Edit the records from the first line through the line containing "- data-label: 28: [143, 110, 156, 122]", changing "y-tick-label" to "y-axis-label" and leaving everything else unchanged. Return only those lines.

* PROVIDED DATA *

+---+

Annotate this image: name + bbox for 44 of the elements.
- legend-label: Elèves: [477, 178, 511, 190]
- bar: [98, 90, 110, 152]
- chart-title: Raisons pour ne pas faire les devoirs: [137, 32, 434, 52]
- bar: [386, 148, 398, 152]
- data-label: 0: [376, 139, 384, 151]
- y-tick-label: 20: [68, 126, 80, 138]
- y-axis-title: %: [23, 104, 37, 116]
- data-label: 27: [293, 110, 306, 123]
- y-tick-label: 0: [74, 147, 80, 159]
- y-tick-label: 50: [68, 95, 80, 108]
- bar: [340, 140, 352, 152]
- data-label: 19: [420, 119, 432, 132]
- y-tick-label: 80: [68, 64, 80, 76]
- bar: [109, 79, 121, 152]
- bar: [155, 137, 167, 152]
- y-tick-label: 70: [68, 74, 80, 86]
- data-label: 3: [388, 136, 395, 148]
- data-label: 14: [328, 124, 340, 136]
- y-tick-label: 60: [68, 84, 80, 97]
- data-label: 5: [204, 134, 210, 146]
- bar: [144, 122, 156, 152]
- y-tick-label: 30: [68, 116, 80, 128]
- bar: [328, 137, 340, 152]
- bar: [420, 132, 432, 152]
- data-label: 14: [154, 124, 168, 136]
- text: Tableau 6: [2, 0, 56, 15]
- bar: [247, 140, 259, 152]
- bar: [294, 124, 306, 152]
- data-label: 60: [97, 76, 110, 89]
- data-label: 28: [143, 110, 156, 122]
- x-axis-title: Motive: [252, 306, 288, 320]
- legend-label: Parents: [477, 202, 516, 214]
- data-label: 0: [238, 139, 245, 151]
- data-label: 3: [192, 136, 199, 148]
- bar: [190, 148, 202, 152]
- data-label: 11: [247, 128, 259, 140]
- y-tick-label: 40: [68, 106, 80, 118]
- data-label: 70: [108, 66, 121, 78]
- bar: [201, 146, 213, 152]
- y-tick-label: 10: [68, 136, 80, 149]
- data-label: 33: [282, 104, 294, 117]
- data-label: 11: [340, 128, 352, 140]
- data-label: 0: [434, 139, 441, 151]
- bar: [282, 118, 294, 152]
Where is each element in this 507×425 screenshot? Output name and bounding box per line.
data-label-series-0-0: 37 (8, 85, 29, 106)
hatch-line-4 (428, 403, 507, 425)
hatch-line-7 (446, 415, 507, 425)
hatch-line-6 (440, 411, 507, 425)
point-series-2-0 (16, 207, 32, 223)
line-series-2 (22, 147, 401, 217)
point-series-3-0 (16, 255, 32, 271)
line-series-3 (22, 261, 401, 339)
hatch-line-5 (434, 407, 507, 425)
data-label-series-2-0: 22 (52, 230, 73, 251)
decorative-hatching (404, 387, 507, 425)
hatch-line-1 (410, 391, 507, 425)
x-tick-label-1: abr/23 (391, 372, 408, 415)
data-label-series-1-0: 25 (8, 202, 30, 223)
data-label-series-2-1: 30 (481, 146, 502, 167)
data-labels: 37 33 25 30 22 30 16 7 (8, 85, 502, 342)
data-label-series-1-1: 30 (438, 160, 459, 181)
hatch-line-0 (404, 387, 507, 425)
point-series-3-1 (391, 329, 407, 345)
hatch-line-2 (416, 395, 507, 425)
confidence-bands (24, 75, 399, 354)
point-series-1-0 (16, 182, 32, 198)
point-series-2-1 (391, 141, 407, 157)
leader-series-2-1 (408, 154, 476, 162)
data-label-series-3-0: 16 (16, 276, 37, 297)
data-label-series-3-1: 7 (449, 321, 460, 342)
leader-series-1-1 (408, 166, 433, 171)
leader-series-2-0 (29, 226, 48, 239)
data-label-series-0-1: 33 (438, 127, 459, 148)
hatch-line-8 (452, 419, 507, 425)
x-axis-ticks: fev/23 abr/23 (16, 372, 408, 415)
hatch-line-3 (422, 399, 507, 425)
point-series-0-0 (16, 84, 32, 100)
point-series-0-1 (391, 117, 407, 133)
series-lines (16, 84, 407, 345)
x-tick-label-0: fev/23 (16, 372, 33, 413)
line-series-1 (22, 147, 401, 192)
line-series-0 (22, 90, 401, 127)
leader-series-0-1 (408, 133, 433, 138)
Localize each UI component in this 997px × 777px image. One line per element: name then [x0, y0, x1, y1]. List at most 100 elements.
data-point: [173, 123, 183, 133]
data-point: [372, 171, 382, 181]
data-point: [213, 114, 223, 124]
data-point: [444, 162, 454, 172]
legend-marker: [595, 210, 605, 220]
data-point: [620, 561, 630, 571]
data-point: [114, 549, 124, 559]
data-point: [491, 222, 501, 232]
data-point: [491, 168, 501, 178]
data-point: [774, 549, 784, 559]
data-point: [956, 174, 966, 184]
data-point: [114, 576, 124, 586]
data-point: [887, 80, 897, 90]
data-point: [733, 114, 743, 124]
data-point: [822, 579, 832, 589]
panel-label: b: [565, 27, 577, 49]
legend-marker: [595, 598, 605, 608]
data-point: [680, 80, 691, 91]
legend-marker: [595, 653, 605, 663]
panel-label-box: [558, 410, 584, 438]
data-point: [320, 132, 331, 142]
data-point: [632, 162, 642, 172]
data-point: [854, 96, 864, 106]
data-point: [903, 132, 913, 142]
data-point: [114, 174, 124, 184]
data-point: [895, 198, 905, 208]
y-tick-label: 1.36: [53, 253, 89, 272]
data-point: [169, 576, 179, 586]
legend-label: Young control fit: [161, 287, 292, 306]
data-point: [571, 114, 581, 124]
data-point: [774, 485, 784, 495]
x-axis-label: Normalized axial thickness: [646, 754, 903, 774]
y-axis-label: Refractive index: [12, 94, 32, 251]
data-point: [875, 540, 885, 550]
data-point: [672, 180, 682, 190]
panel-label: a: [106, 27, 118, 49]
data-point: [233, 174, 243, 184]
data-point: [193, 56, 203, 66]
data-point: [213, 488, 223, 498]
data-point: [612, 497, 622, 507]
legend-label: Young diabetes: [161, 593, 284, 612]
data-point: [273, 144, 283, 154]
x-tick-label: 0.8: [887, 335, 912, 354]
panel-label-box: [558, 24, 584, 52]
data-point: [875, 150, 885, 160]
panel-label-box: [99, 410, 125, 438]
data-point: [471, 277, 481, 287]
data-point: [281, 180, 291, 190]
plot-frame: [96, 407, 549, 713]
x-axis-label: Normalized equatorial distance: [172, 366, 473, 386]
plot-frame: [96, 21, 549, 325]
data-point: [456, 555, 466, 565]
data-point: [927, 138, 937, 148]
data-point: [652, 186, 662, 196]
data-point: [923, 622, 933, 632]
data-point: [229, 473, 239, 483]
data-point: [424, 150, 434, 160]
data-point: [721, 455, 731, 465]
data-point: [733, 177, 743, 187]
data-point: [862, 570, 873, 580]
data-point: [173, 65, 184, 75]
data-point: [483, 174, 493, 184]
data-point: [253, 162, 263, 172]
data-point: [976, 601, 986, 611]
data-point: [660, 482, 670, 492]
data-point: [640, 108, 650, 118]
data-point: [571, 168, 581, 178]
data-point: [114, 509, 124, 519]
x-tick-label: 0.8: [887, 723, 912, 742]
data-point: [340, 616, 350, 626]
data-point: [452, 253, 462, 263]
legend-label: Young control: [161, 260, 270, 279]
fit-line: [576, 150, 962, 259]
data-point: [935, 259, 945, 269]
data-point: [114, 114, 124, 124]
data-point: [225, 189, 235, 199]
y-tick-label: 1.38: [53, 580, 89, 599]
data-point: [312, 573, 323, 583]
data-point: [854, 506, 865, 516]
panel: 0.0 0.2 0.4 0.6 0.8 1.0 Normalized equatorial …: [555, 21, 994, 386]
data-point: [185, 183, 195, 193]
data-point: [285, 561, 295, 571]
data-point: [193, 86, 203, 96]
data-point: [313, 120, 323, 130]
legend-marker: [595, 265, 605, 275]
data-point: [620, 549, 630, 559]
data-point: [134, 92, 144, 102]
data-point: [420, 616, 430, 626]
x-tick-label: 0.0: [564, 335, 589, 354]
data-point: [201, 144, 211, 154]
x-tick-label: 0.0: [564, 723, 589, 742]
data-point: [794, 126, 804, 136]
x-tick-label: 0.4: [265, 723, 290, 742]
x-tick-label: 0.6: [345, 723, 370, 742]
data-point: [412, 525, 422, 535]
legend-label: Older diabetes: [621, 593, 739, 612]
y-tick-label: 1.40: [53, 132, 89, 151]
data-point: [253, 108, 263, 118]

+---+

* RESPONSE *
Annotate this image: name + bbox for 44 of the elements.
- legend-label: Elèves: [477, 178, 511, 190]
- bar: [98, 90, 110, 152]
- chart-title: Raisons pour ne pas faire les devoirs: [137, 32, 434, 52]
- bar: [386, 148, 398, 152]
- data-label: 0: [376, 139, 384, 151]
- y-axis-label: 20: [68, 126, 80, 138]
- y-axis-title: %: [23, 104, 37, 116]
- data-label: 27: [293, 110, 306, 123]
- y-axis-label: 0: [74, 147, 80, 159]
- y-axis-label: 50: [68, 95, 80, 108]
- bar: [340, 140, 352, 152]
- data-label: 19: [420, 119, 432, 132]
- y-axis-label: 80: [68, 64, 80, 76]
- bar: [109, 79, 121, 152]
- bar: [155, 137, 167, 152]
- y-axis-label: 70: [68, 74, 80, 86]
- data-label: 3: [388, 136, 395, 148]
- data-label: 14: [328, 124, 340, 136]
- y-axis-label: 60: [68, 84, 80, 97]
- data-label: 5: [204, 134, 210, 146]
- bar: [144, 122, 156, 152]
- y-axis-label: 30: [68, 116, 80, 128]
- bar: [328, 137, 340, 152]
- bar: [420, 132, 432, 152]
- data-label: 14: [154, 124, 168, 136]
- text: Tableau 6: [2, 0, 56, 15]
- bar: [247, 140, 259, 152]
- bar: [294, 124, 306, 152]
- data-label: 60: [97, 76, 110, 89]
- data-label: 28: [143, 110, 156, 122]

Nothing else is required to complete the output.